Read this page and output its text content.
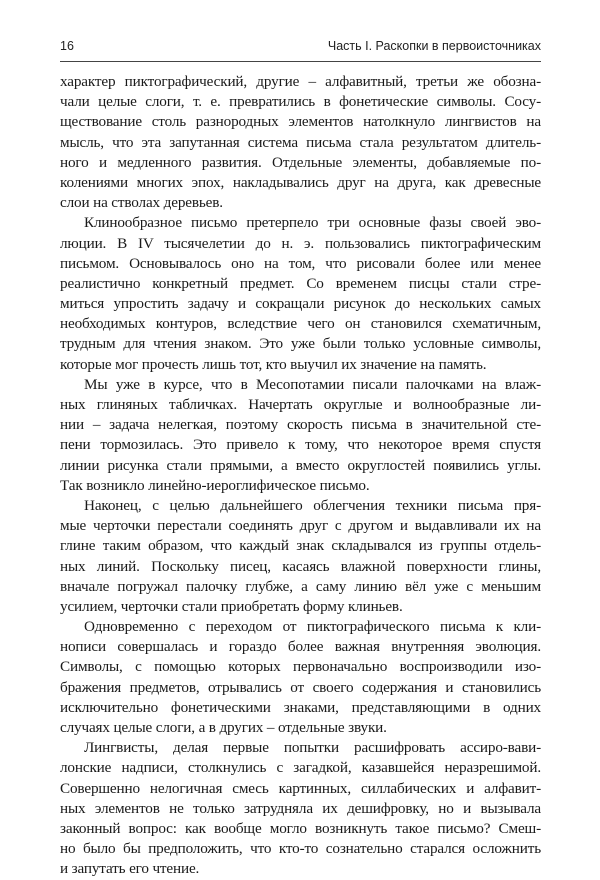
16	Часть I. Раскопки в первоисточниках

характер пиктографический, другие – алфавитный, третьи же обозна-
чали целые слоги, т. е. превратились в фонетические символы. Сосу-
ществование столь разнородных элементов натолкнуло лингвистов на
мысль, что эта запутанная система письма стала результатом длитель-
ного и медленного развития. Отдельные элементы, добавляемые по-
колениями многих эпох, накладывались друг на друга, как древесные
слои на стволах деревьев.

Клинообразное письмо претерпело три основные фазы своей эво-
люции. В IV тысячелетии до н. э. пользовались пиктографическим
письмом. Основывалось оно на том, что рисовали более или менее
реалистично конкретный предмет. Со временем писцы стали стре-
миться упростить задачу и сокращали рисунок до нескольких самых
необходимых контуров, вследствие чего он становился схематичным,
трудным для чтения знаком. Это уже были только условные символы,
которые мог прочесть лишь тот, кто выучил их значение на память.

Мы уже в курсе, что в Месопотамии писали палочками на влаж-
ных глиняных табличках. Начертать округлые и волнообразные ли-
нии – задача нелегкая, поэтому скорость письма в значительной сте-
пени тормозилась. Это привело к тому, что некоторое время спустя
линии рисунка стали прямыми, а вместо округлостей появились углы.
Так возникло линейно-иероглифическое письмо.

Наконец, с целью дальнейшего облегчения техники письма пря-
мые черточки перестали соединять друг с другом и выдавливали их на
глине таким образом, что каждый знак складывался из группы отдель-
ных линий. Поскольку писец, касаясь влажной поверхности глины,
вначале погружал палочку глубже, а саму линию вёл уже с меньшим
усилием, черточки стали приобретать форму клиньев.

Одновременно с переходом от пиктографического письма к кли-
нописи совершалась и гораздо более важная внутренняя эволюция.
Символы, с помощью которых первоначально воспроизводили изо-
бражения предметов, отрывались от своего содержания и становились
исключительно фонетическими знаками, представляющими в одних
случаях целые слоги, а в других – отдельные звуки.

Лингвисты, делая первые попытки расшифровать ассиро-вави-
лонские надписи, столкнулись с загадкой, казавшейся неразрешимой.
Совершенно нелогичная смесь картинных, силлабических и алфавит-
ных элементов не только затрудняла их дешифровку, но и вызывала
законный вопрос: как вообще могло возникнуть такое письмо? Смеш-
но было бы предположить, что кто-то сознательно старался осложнить
и запутать его чтение.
::::::
Work to complete: Write every record out again exactly; no pictures belong in the copy.

Answer to this task:
Read this page and output its text content.
16	Часть I. Раскопки в первоисточниках

характер пиктографический, другие – алфавитный, третьи же обозна-
чали целые слоги, т. е. превратились в фонетические символы. Сосу-
ществование столь разнородных элементов натолкнуло лингвистов на
мысль, что эта запутанная система письма стала результатом длитель-
ного и медленного развития. Отдельные элементы, добавляемые по-
колениями многих эпох, накладывались друг на друга, как древесные
слои на стволах деревьев.

Клинообразное письмо претерпело три основные фазы своей эво-
люции. В IV тысячелетии до н. э. пользовались пиктографическим
письмом. Основывалось оно на том, что рисовали более или менее
реалистично конкретный предмет. Со временем писцы стали стре-
миться упростить задачу и сокращали рисунок до нескольких самых
необходимых контуров, вследствие чего он становился схематичным,
трудным для чтения знаком. Это уже были только условные символы,
которые мог прочесть лишь тот, кто выучил их значение на память.

Мы уже в курсе, что в Месопотамии писали палочками на влаж-
ных глиняных табличках. Начертать округлые и волнообразные ли-
нии – задача нелегкая, поэтому скорость письма в значительной сте-
пени тормозилась. Это привело к тому, что некоторое время спустя
линии рисунка стали прямыми, а вместо округлостей появились углы.
Так возникло линейно-иероглифическое письмо.

Наконец, с целью дальнейшего облегчения техники письма пря-
мые черточки перестали соединять друг с другом и выдавливали их на
глине таким образом, что каждый знак складывался из группы отдель-
ных линий. Поскольку писец, касаясь влажной поверхности глины,
вначале погружал палочку глубже, а саму линию вёл уже с меньшим
усилием, черточки стали приобретать форму клиньев.

Одновременно с переходом от пиктографического письма к кли-
нописи совершалась и гораздо более важная внутренняя эволюция.
Символы, с помощью которых первоначально воспроизводили изо-
бражения предметов, отрывались от своего содержания и становились
исключительно фонетическими знаками, представляющими в одних
случаях целые слоги, а в других – отдельные звуки.

Лингвисты, делая первые попытки расшифровать ассиро-вави-
лонские надписи, столкнулись с загадкой, казавшейся неразрешимой.
Совершенно нелогичная смесь картинных, силлабических и алфавит-
ных элементов не только затрудняла их дешифровку, но и вызывала
законный вопрос: как вообще могло возникнуть такое письмо? Смеш-
но было бы предположить, что кто-то сознательно старался осложнить
и запутать его чтение.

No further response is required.